### Exercise objective
Restate the entries word for word, omitting nothing.

### Data to use
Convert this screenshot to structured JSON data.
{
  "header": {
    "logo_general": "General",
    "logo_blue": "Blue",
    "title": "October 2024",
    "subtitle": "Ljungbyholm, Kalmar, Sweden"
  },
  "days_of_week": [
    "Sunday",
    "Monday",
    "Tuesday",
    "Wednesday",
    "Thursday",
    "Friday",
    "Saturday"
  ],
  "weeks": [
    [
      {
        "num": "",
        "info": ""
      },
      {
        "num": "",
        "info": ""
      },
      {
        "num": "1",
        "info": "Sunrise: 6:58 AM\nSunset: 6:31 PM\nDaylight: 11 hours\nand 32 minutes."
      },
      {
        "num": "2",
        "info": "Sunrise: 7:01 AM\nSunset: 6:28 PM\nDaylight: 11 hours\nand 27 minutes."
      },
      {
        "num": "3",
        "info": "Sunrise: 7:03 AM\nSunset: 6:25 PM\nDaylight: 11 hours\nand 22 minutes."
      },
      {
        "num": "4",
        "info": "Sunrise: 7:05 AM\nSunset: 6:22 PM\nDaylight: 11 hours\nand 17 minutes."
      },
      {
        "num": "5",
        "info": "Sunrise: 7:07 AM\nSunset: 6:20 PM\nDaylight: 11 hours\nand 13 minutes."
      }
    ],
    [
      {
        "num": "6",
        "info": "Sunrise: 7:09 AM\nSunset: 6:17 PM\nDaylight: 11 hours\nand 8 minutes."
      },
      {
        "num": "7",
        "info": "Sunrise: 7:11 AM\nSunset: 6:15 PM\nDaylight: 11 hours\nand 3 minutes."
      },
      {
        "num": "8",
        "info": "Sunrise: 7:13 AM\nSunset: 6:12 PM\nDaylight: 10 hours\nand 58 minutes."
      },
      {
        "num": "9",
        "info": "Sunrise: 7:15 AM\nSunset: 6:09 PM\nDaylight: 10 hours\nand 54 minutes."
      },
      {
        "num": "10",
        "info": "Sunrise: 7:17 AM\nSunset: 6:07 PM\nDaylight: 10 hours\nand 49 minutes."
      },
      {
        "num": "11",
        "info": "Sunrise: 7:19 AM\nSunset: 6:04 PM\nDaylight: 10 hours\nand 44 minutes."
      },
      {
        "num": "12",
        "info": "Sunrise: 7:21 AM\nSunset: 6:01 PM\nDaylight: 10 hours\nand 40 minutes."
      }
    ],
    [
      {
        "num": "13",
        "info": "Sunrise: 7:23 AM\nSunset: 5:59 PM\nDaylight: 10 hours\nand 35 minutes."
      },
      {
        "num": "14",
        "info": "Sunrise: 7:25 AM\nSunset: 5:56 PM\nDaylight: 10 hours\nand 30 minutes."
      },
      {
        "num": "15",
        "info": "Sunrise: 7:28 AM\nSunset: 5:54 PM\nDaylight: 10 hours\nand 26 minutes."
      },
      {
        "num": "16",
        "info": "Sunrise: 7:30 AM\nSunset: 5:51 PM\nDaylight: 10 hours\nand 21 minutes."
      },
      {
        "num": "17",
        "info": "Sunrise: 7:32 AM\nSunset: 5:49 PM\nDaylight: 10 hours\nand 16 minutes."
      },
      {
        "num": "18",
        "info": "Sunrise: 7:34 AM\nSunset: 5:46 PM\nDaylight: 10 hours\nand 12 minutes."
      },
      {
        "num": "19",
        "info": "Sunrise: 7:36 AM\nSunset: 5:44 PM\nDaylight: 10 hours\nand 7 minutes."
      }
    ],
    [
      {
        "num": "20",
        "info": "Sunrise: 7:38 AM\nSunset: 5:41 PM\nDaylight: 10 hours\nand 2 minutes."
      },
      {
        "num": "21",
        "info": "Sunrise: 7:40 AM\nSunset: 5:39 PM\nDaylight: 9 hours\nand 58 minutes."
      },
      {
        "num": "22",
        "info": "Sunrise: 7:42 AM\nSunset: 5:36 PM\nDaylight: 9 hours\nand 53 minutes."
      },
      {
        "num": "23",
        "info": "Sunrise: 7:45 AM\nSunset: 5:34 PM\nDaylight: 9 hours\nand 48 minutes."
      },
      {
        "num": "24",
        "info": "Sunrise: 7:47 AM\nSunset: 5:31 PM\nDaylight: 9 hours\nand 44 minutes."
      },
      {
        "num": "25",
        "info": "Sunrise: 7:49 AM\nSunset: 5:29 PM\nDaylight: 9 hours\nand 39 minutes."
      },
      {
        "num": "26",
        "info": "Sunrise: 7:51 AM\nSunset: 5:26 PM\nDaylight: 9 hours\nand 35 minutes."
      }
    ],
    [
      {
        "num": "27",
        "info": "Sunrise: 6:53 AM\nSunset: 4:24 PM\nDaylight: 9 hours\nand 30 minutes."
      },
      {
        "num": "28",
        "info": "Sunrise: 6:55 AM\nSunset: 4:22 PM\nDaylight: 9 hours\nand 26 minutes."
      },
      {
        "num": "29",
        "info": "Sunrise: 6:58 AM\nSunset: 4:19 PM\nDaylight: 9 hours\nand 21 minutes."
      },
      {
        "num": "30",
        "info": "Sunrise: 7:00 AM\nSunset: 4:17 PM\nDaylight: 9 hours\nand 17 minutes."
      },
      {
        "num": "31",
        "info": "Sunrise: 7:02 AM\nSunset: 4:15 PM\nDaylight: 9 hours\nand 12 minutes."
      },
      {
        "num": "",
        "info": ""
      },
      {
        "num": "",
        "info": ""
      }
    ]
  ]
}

### Result of the task
Convert this screenshot to structured JSON data.
{
  "header": {
    "logo_general": "General",
    "logo_blue": "Blue",
    "title": "October 2024",
    "subtitle": "Ljungbyholm, Kalmar, Sweden"
  },
  "days_of_week": [
    "Sunday",
    "Monday",
    "Tuesday",
    "Wednesday",
    "Thursday",
    "Friday",
    "Saturday"
  ],
  "weeks": [
    [
      {
        "num": "",
        "info": ""
      },
      {
        "num": "",
        "info": ""
      },
      {
        "num": "1",
        "info": "Sunrise: 6:58 AM\nSunset: 6:31 PM\nDaylight: 11 hours\nand 32 minutes."
      },
      {
        "num": "2",
        "info": "Sunrise: 7:01 AM\nSunset: 6:28 PM\nDaylight: 11 hours\nand 27 minutes."
      },
      {
        "num": "3",
        "info": "Sunrise: 7:03 AM\nSunset: 6:25 PM\nDaylight: 11 hours\nand 22 minutes."
      },
      {
        "num": "4",
        "info": "Sunrise: 7:05 AM\nSunset: 6:22 PM\nDaylight: 11 hours\nand 17 minutes."
      },
      {
        "num": "5",
        "info": "Sunrise: 7:07 AM\nSunset: 6:20 PM\nDaylight: 11 hours\nand 13 minutes."
      }
    ],
    [
      {
        "num": "6",
        "info": "Sunrise: 7:09 AM\nSunset: 6:17 PM\nDaylight: 11 hours\nand 8 minutes."
      },
      {
        "num": "7",
        "info": "Sunrise: 7:11 AM\nSunset: 6:15 PM\nDaylight: 11 hours\nand 3 minutes."
      },
      {
        "num": "8",
        "info": "Sunrise: 7:13 AM\nSunset: 6:12 PM\nDaylight: 10 hours\nand 58 minutes."
      },
      {
        "num": "9",
        "info": "Sunrise: 7:15 AM\nSunset: 6:09 PM\nDaylight: 10 hours\nand 54 minutes."
      },
      {
        "num": "10",
        "info": "Sunrise: 7:17 AM\nSunset: 6:07 PM\nDaylight: 10 hours\nand 49 minutes."
      },
      {
        "num": "11",
        "info": "Sunrise: 7:19 AM\nSunset: 6:04 PM\nDaylight: 10 hours\nand 44 minutes."
      },
      {
        "num": "12",
        "info": "Sunrise: 7:21 AM\nSunset: 6:01 PM\nDaylight: 10 hours\nand 40 minutes."
      }
    ],
    [
      {
        "num": "13",
        "info": "Sunrise: 7:23 AM\nSunset: 5:59 PM\nDaylight: 10 hours\nand 35 minutes."
      },
      {
        "num": "14",
        "info": "Sunrise: 7:25 AM\nSunset: 5:56 PM\nDaylight: 10 hours\nand 30 minutes."
      },
      {
        "num": "15",
        "info": "Sunrise: 7:28 AM\nSunset: 5:54 PM\nDaylight: 10 hours\nand 26 minutes."
      },
      {
        "num": "16",
        "info": "Sunrise: 7:30 AM\nSunset: 5:51 PM\nDaylight: 10 hours\nand 21 minutes."
      },
      {
        "num": "17",
        "info": "Sunrise: 7:32 AM\nSunset: 5:49 PM\nDaylight: 10 hours\nand 16 minutes."
      },
      {
        "num": "18",
        "info": "Sunrise: 7:34 AM\nSunset: 5:46 PM\nDaylight: 10 hours\nand 12 minutes."
      },
      {
        "num": "19",
        "info": "Sunrise: 7:36 AM\nSunset: 5:44 PM\nDaylight: 10 hours\nand 7 minutes."
      }
    ],
    [
      {
        "num": "20",
        "info": "Sunrise: 7:38 AM\nSunset: 5:41 PM\nDaylight: 10 hours\nand 2 minutes."
      },
      {
        "num": "21",
        "info": "Sunrise: 7:40 AM\nSunset: 5:39 PM\nDaylight: 9 hours\nand 58 minutes."
      },
      {
        "num": "22",
        "info": "Sunrise: 7:42 AM\nSunset: 5:36 PM\nDaylight: 9 hours\nand 53 minutes."
      },
      {
        "num": "23",
        "info": "Sunrise: 7:45 AM\nSunset: 5:34 PM\nDaylight: 9 hours\nand 48 minutes."
      },
      {
        "num": "24",
        "info": "Sunrise: 7:47 AM\nSunset: 5:31 PM\nDaylight: 9 hours\nand 44 minutes."
      },
      {
        "num": "25",
        "info": "Sunrise: 7:49 AM\nSunset: 5:29 PM\nDaylight: 9 hours\nand 39 minutes."
      },
      {
        "num": "26",
        "info": "Sunrise: 7:51 AM\nSunset: 5:26 PM\nDaylight: 9 hours\nand 35 minutes."
      }
    ],
    [
      {
        "num": "27",
        "info": "Sunrise: 6:53 AM\nSunset: 4:24 PM\nDaylight: 9 hours\nand 30 minutes."
      },
      {
        "num": "28",
        "info": "Sunrise: 6:55 AM\nSunset: 4:22 PM\nDaylight: 9 hours\nand 26 minutes."
      },
      {
        "num": "29",
        "info": "Sunrise: 6:58 AM\nSunset: 4:19 PM\nDaylight: 9 hours\nand 21 minutes."
      },
      {
        "num": "30",
        "info": "Sunrise: 7:00 AM\nSunset: 4:17 PM\nDaylight: 9 hours\nand 17 minutes."
      },
      {
        "num": "31",
        "info": "Sunrise: 7:02 AM\nSunset: 4:15 PM\nDaylight: 9 hours\nand 12 minutes."
      },
      {
        "num": "",
        "info": ""
      },
      {
        "num": "",
        "info": ""
      }
    ]
  ]
}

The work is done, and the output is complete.